**WHAT TO WORK ON:** Output the records. Match them exactly.

**Structured figure records:**

******************************

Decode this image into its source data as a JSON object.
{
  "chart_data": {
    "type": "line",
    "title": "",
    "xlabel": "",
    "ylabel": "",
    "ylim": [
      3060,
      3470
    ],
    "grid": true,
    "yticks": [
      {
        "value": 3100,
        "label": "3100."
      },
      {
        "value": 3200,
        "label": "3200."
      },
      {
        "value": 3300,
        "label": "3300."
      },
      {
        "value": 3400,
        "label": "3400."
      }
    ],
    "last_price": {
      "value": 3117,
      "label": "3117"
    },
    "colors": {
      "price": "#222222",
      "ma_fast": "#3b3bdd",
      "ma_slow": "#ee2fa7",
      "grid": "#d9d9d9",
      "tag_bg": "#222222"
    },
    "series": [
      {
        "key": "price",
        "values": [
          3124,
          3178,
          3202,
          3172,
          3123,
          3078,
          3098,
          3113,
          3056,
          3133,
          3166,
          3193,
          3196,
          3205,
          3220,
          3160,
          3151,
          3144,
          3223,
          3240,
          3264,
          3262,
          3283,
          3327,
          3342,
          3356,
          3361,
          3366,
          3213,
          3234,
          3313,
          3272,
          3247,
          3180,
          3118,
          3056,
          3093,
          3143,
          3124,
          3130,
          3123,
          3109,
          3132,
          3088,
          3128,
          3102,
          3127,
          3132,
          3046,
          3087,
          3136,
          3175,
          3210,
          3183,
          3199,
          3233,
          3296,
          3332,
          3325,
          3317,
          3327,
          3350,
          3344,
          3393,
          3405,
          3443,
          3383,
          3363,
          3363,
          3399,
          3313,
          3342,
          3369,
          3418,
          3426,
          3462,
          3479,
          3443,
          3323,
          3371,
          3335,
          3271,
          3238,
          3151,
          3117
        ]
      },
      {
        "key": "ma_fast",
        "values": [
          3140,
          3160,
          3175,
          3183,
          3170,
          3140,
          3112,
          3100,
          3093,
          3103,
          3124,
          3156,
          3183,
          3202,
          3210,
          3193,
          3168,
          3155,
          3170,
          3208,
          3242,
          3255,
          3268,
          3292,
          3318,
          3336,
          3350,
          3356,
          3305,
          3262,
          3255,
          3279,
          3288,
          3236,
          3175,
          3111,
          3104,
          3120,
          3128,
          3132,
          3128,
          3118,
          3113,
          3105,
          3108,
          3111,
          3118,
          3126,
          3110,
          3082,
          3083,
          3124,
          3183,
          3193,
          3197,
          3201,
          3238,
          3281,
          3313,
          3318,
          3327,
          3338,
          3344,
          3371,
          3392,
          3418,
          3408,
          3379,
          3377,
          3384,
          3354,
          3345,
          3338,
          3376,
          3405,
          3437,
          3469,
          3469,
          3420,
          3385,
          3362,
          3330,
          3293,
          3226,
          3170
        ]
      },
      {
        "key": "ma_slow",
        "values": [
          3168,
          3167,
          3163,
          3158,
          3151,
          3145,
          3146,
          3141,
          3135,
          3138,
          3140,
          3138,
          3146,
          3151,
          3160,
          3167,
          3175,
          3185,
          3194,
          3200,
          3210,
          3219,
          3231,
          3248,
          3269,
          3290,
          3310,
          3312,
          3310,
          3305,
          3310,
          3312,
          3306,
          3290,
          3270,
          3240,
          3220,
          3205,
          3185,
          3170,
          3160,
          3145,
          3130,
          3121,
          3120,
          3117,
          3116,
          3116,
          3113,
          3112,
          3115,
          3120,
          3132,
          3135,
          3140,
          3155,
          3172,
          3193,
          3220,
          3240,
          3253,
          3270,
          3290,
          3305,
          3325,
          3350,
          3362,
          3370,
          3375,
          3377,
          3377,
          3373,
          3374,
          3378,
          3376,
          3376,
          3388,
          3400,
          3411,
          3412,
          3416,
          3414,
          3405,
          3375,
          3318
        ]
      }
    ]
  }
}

******************************

**ANSWER:**
Decode this image into its source data as a JSON object.
{
  "chart_data": {
    "type": "line",
    "title": "",
    "xlabel": "",
    "ylabel": "",
    "ylim": [
      3060,
      3470
    ],
    "grid": true,
    "yticks": [
      {
        "value": 3100,
        "label": "3100."
      },
      {
        "value": 3200,
        "label": "3200."
      },
      {
        "value": 3300,
        "label": "3300."
      },
      {
        "value": 3400,
        "label": "3400."
      }
    ],
    "last_price": {
      "value": 3117,
      "label": "3117"
    },
    "colors": {
      "price": "#222222",
      "ma_fast": "#3b3bdd",
      "ma_slow": "#ee2fa7",
      "grid": "#d9d9d9",
      "tag_bg": "#222222"
    },
    "series": [
      {
        "key": "price",
        "values": [
          3124,
          3178,
          3202,
          3172,
          3123,
          3078,
          3098,
          3113,
          3056,
          3133,
          3166,
          3193,
          3196,
          3205,
          3220,
          3160,
          3151,
          3144,
          3223,
          3240,
          3264,
          3262,
          3283,
          3327,
          3342,
          3356,
          3361,
          3366,
          3213,
          3234,
          3313,
          3272,
          3247,
          3180,
          3118,
          3056,
          3093,
          3143,
          3124,
          3130,
          3123,
          3109,
          3132,
          3088,
          3128,
          3102,
          3127,
          3132,
          3046,
          3087,
          3136,
          3175,
          3210,
          3183,
          3199,
          3233,
          3296,
          3332,
          3325,
          3317,
          3327,
          3350,
          3344,
          3393,
          3405,
          3443,
          3383,
          3363,
          3363,
          3399,
          3313,
          3342,
          3369,
          3418,
          3426,
          3462,
          3479,
          3443,
          3323,
          3371,
          3335,
          3271,
          3238,
          3151,
          3117
        ]
      },
      {
        "key": "ma_fast",
        "values": [
          3140,
          3160,
          3175,
          3183,
          3170,
          3140,
          3112,
          3100,
          3093,
          3103,
          3124,
          3156,
          3183,
          3202,
          3210,
          3193,
          3168,
          3155,
          3170,
          3208,
          3242,
          3255,
          3268,
          3292,
          3318,
          3336,
          3350,
          3356,
          3305,
          3262,
          3255,
          3279,
          3288,
          3236,
          3175,
          3111,
          3104,
          3120,
          3128,
          3132,
          3128,
          3118,
          3113,
          3105,
          3108,
          3111,
          3118,
          3126,
          3110,
          3082,
          3083,
          3124,
          3183,
          3193,
          3197,
          3201,
          3238,
          3281,
          3313,
          3318,
          3327,
          3338,
          3344,
          3371,
          3392,
          3418,
          3408,
          3379,
          3377,
          3384,
          3354,
          3345,
          3338,
          3376,
          3405,
          3437,
          3469,
          3469,
          3420,
          3385,
          3362,
          3330,
          3293,
          3226,
          3170
        ]
      },
      {
        "key": "ma_slow",
        "values": [
          3168,
          3167,
          3163,
          3158,
          3151,
          3145,
          3146,
          3141,
          3135,
          3138,
          3140,
          3138,
          3146,
          3151,
          3160,
          3167,
          3175,
          3185,
          3194,
          3200,
          3210,
          3219,
          3231,
          3248,
          3269,
          3290,
          3310,
          3312,
          3310,
          3305,
          3310,
          3312,
          3306,
          3290,
          3270,
          3240,
          3220,
          3205,
          3185,
          3170,
          3160,
          3145,
          3130,
          3121,
          3120,
          3117,
          3116,
          3116,
          3113,
          3112,
          3115,
          3120,
          3132,
          3135,
          3140,
          3155,
          3172,
          3193,
          3220,
          3240,
          3253,
          3270,
          3290,
          3305,
          3325,
          3350,
          3362,
          3370,
          3375,
          3377,
          3377,
          3373,
          3374,
          3378,
          3376,
          3376,
          3388,
          3400,
          3411,
          3412,
          3416,
          3414,
          3405,
          3375,
          3318
        ]
      }
    ]
  }
}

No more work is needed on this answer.